• **WORK TO COMPLETE**
In the records below, find each line with the word "miestas" and copy it.

• **GIVEN INFORMATION**
▬▬▬

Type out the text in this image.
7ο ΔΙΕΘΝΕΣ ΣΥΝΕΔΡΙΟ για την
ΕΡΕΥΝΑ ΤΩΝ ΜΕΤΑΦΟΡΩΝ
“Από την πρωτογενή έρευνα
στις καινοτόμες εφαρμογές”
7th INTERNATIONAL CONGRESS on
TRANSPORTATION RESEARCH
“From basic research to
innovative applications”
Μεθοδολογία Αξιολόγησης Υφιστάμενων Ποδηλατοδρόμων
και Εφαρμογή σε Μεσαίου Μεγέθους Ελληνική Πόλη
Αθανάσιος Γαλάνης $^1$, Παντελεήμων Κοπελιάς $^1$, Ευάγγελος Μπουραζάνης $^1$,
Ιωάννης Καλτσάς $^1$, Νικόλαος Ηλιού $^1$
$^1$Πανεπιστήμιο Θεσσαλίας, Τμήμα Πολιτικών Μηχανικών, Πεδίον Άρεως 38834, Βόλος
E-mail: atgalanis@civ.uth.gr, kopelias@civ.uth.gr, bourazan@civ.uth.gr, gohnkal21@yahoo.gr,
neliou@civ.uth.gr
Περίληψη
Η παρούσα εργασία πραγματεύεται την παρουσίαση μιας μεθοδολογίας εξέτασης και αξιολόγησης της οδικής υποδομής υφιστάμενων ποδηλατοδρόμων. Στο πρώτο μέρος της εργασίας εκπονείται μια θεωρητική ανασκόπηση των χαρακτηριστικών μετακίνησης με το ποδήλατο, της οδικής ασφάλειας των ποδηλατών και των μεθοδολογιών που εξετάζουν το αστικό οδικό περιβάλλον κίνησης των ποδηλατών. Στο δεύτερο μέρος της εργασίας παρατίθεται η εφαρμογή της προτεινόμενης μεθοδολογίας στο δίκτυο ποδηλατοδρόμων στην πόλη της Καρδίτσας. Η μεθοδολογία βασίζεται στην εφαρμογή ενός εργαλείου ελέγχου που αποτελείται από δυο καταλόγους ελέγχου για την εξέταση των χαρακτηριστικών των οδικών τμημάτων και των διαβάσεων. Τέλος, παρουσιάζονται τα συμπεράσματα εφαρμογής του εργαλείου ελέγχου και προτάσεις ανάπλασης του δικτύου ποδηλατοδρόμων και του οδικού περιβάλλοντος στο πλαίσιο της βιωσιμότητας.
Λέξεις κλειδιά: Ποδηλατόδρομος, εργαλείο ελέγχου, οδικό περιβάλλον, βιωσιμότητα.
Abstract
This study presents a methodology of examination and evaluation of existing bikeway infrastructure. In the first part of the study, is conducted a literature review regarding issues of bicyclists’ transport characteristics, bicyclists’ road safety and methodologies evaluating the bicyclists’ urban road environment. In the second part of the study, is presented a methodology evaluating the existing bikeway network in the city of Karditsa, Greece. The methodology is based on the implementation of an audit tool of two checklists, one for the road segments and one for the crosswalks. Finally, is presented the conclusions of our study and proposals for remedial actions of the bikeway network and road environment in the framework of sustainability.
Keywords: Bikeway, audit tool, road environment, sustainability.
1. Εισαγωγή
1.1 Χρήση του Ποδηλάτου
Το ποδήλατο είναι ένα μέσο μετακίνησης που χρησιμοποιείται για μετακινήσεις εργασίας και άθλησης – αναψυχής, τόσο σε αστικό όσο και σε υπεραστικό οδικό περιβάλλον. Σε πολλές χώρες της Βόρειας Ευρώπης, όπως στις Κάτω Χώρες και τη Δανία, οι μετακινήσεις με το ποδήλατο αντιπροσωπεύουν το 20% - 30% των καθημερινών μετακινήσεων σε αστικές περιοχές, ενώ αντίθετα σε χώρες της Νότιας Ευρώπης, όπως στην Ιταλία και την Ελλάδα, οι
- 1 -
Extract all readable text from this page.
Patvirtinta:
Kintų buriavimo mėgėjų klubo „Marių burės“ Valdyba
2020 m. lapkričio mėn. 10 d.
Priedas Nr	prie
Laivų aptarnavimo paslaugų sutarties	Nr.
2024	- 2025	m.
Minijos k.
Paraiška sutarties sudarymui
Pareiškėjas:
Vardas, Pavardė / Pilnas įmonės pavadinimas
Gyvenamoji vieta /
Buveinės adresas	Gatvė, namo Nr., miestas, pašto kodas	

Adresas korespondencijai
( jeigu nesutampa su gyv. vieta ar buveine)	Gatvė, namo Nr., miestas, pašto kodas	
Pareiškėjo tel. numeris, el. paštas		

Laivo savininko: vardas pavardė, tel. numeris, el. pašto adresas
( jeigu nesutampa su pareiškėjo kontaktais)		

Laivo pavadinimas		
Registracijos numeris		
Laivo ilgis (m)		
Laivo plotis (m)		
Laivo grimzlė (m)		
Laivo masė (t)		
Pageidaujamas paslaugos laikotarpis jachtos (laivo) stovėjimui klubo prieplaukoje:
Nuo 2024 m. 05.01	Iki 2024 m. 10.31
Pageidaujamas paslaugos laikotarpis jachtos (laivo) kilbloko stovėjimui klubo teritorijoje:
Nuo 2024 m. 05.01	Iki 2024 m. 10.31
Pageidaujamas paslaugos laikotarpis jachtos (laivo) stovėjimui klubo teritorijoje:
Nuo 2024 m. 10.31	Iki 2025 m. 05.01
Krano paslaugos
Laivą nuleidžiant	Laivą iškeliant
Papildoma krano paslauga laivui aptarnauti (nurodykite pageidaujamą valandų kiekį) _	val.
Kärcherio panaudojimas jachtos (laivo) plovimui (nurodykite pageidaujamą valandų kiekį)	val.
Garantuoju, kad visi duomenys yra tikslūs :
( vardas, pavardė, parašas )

▬▬▬

• **EXERCISE SOLUTION**
Buveinės adresas	Gatvė, namo Nr., miestas, pašto kodas	
( jeigu nesutampa su gyv. vieta ar buveine)	Gatvė, namo Nr., miestas, pašto kodas	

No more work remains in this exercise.